**SET EXERCISE:**
Gather all lines in the records below that include the word "xlabel".

**RECORDS SUPPLIED:**
▶

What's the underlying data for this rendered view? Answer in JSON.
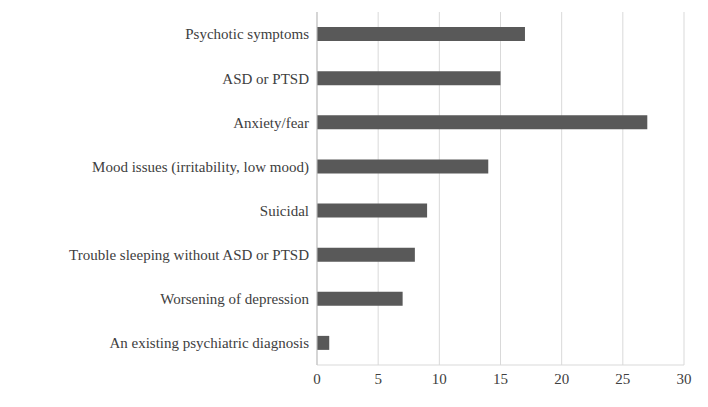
{
  "chart_data": {
    "type": "bar",
    "orientation": "horizontal",
    "categories": [
      "Psychotic symptoms",
      "ASD or PTSD",
      "Anxiety/fear",
      "Mood issues (irritability, low mood)",
      "Suicidal",
      "Trouble sleeping without ASD or PTSD",
      "Worsening of depression",
      "An existing psychiatric diagnosis"
    ],
    "values": [
      17,
      15,
      27,
      14,
      9,
      8,
      7,
      1
    ],
    "color": "#595959",
    "xlim": [
      0,
      30
    ],
    "xticks": [
      0,
      5,
      10,
      15,
      20,
      25,
      30
    ],
    "grid": true
  }
}
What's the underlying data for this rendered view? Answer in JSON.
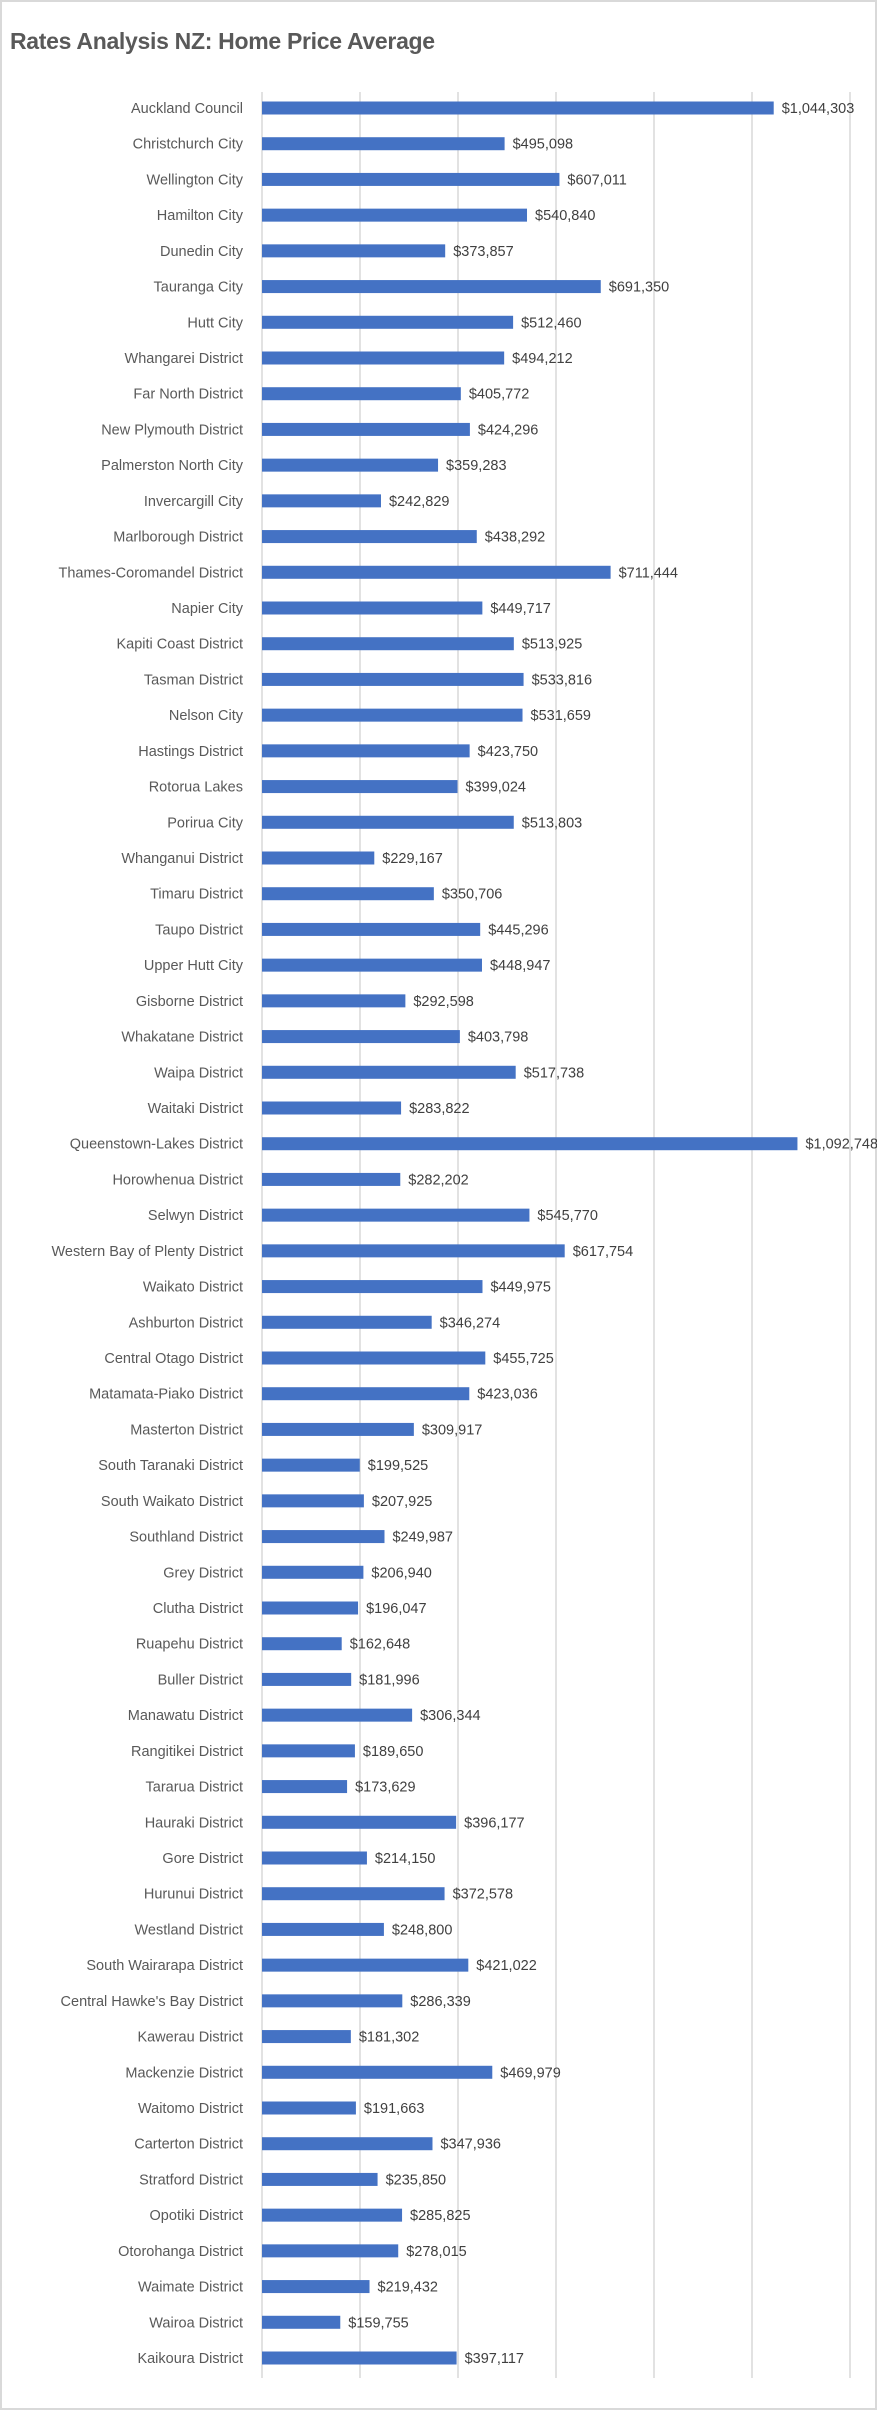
{
  "chart_data": {
    "type": "bar",
    "orientation": "horizontal",
    "title": "Rates Analysis NZ: Home Price Average",
    "xlabel": "",
    "ylabel": "",
    "xlim": [
      0,
      1200000
    ],
    "gridline_step": 200000,
    "grid": true,
    "legend": "none",
    "value_prefix": "$",
    "bar_color": "#4472C4",
    "categories": [
      "Auckland Council",
      "Christchurch City",
      "Wellington City",
      "Hamilton City",
      "Dunedin City",
      "Tauranga City",
      "Hutt City",
      "Whangarei District",
      "Far North District",
      "New Plymouth District",
      "Palmerston North City",
      "Invercargill City",
      "Marlborough District",
      "Thames-Coromandel District",
      "Napier City",
      "Kapiti Coast District",
      "Tasman District",
      "Nelson City",
      "Hastings District",
      "Rotorua Lakes",
      "Porirua City",
      "Whanganui District",
      "Timaru District",
      "Taupo District",
      "Upper Hutt City",
      "Gisborne District",
      "Whakatane District",
      "Waipa District",
      "Waitaki District",
      "Queenstown-Lakes District",
      "Horowhenua District",
      "Selwyn District",
      "Western Bay of Plenty District",
      "Waikato District",
      "Ashburton District",
      "Central Otago District",
      "Matamata-Piako District",
      "Masterton District",
      "South Taranaki District",
      "South Waikato District",
      "Southland District",
      "Grey District",
      "Clutha District",
      "Ruapehu District",
      "Buller District",
      "Manawatu District",
      "Rangitikei District",
      "Tararua District",
      "Hauraki District",
      "Gore District",
      "Hurunui District",
      "Westland District",
      "South Wairarapa District",
      "Central Hawke's Bay District",
      "Kawerau District",
      "Mackenzie District",
      "Waitomo District",
      "Carterton District",
      "Stratford District",
      "Opotiki District",
      "Otorohanga District",
      "Waimate District",
      "Wairoa District",
      "Kaikoura District"
    ],
    "values": [
      1044303,
      495098,
      607011,
      540840,
      373857,
      691350,
      512460,
      494212,
      405772,
      424296,
      359283,
      242829,
      438292,
      711444,
      449717,
      513925,
      533816,
      531659,
      423750,
      399024,
      513803,
      229167,
      350706,
      445296,
      448947,
      292598,
      403798,
      517738,
      283822,
      1092748,
      282202,
      545770,
      617754,
      449975,
      346274,
      455725,
      423036,
      309917,
      199525,
      207925,
      249987,
      206940,
      196047,
      162648,
      181996,
      306344,
      189650,
      173629,
      396177,
      214150,
      372578,
      248800,
      421022,
      286339,
      181302,
      469979,
      191663,
      347936,
      235850,
      285825,
      278015,
      219432,
      159755,
      397117
    ],
    "data_labels": [
      "$1,044,303",
      "$495,098",
      "$607,011",
      "$540,840",
      "$373,857",
      "$691,350",
      "$512,460",
      "$494,212",
      "$405,772",
      "$424,296",
      "$359,283",
      "$242,829",
      "$438,292",
      "$711,444",
      "$449,717",
      "$513,925",
      "$533,816",
      "$531,659",
      "$423,750",
      "$399,024",
      "$513,803",
      "$229,167",
      "$350,706",
      "$445,296",
      "$448,947",
      "$292,598",
      "$403,798",
      "$517,738",
      "$283,822",
      "$1,092,748",
      "$282,202",
      "$545,770",
      "$617,754",
      "$449,975",
      "$346,274",
      "$455,725",
      "$423,036",
      "$309,917",
      "$199,525",
      "$207,925",
      "$249,987",
      "$206,940",
      "$196,047",
      "$162,648",
      "$181,996",
      "$306,344",
      "$189,650",
      "$173,629",
      "$396,177",
      "$214,150",
      "$372,578",
      "$248,800",
      "$421,022",
      "$286,339",
      "$181,302",
      "$469,979",
      "$191,663",
      "$347,936",
      "$235,850",
      "$285,825",
      "$278,015",
      "$219,432",
      "$159,755",
      "$397,117"
    ]
  }
}
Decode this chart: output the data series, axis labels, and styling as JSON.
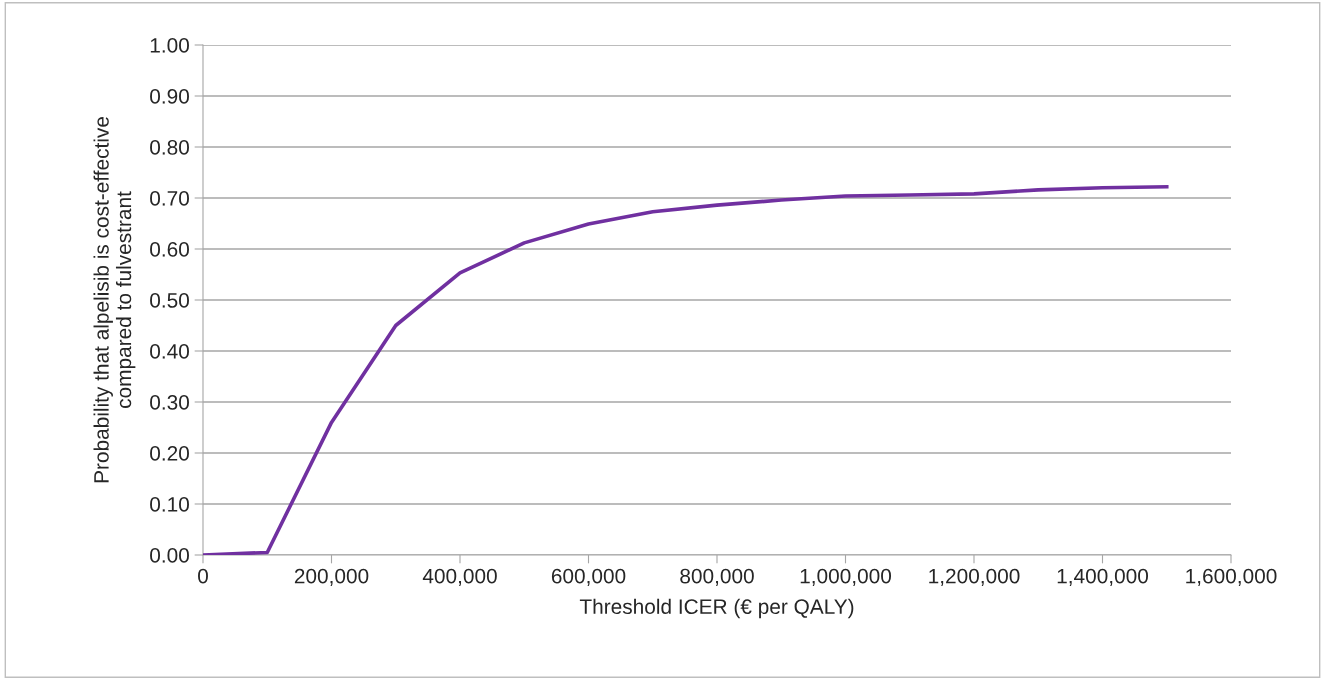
{
  "chart_data": {
    "type": "line",
    "xlabel": "Threshold ICER (€ per QALY)",
    "ylabel": "Probability that alpelisib is cost-effective\ncompared to fulvestrant",
    "x": [
      0,
      100000,
      200000,
      300000,
      400000,
      500000,
      600000,
      700000,
      800000,
      900000,
      1000000,
      1100000,
      1200000,
      1300000,
      1400000,
      1500000
    ],
    "series": [
      {
        "color": "#7030a0",
        "values": [
          0.0,
          0.005,
          0.26,
          0.45,
          0.553,
          0.612,
          0.649,
          0.673,
          0.686,
          0.696,
          0.704,
          0.706,
          0.708,
          0.716,
          0.72,
          0.722
        ]
      }
    ],
    "xlim": [
      0,
      1600000
    ],
    "xticks": [
      {
        "value": 0,
        "label": "0"
      },
      {
        "value": 200000,
        "label": "200,000"
      },
      {
        "value": 400000,
        "label": "400,000"
      },
      {
        "value": 600000,
        "label": "600,000"
      },
      {
        "value": 800000,
        "label": "800,000"
      },
      {
        "value": 1000000,
        "label": "1,000,000"
      },
      {
        "value": 1200000,
        "label": "1,200,000"
      },
      {
        "value": 1400000,
        "label": "1,400,000"
      },
      {
        "value": 1600000,
        "label": "1,600,000"
      }
    ],
    "ylim": [
      0,
      1
    ],
    "yticks": [
      {
        "value": 0,
        "label": "0.00"
      },
      {
        "value": 0.1,
        "label": "0.10"
      },
      {
        "value": 0.2,
        "label": "0.20"
      },
      {
        "value": 0.3,
        "label": "0.30"
      },
      {
        "value": 0.4,
        "label": "0.40"
      },
      {
        "value": 0.5,
        "label": "0.50"
      },
      {
        "value": 0.6,
        "label": "0.60"
      },
      {
        "value": 0.7,
        "label": "0.70"
      },
      {
        "value": 0.8,
        "label": "0.80"
      },
      {
        "value": 0.9,
        "label": "0.90"
      },
      {
        "value": 1,
        "label": "1.00"
      }
    ],
    "grid": "y",
    "marker": "none",
    "line_style": "solid",
    "legend": false
  }
}
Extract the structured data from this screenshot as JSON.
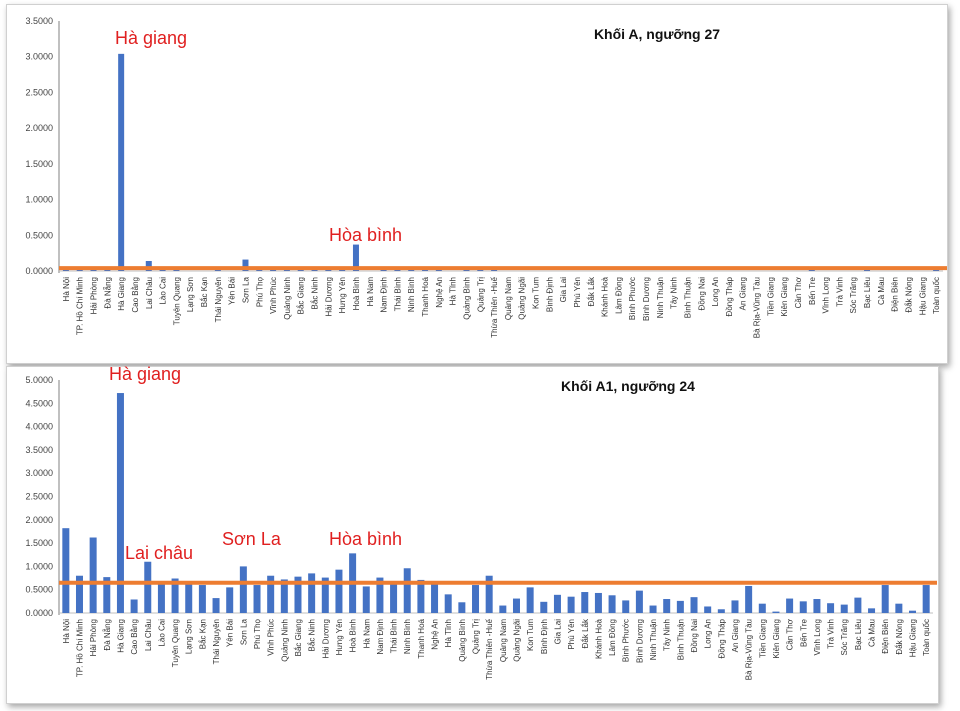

◀

**FINISHED EXERCISE:**
    "xlabel": "",
    "xlabel": "Threshold ICER (€ per QALY)",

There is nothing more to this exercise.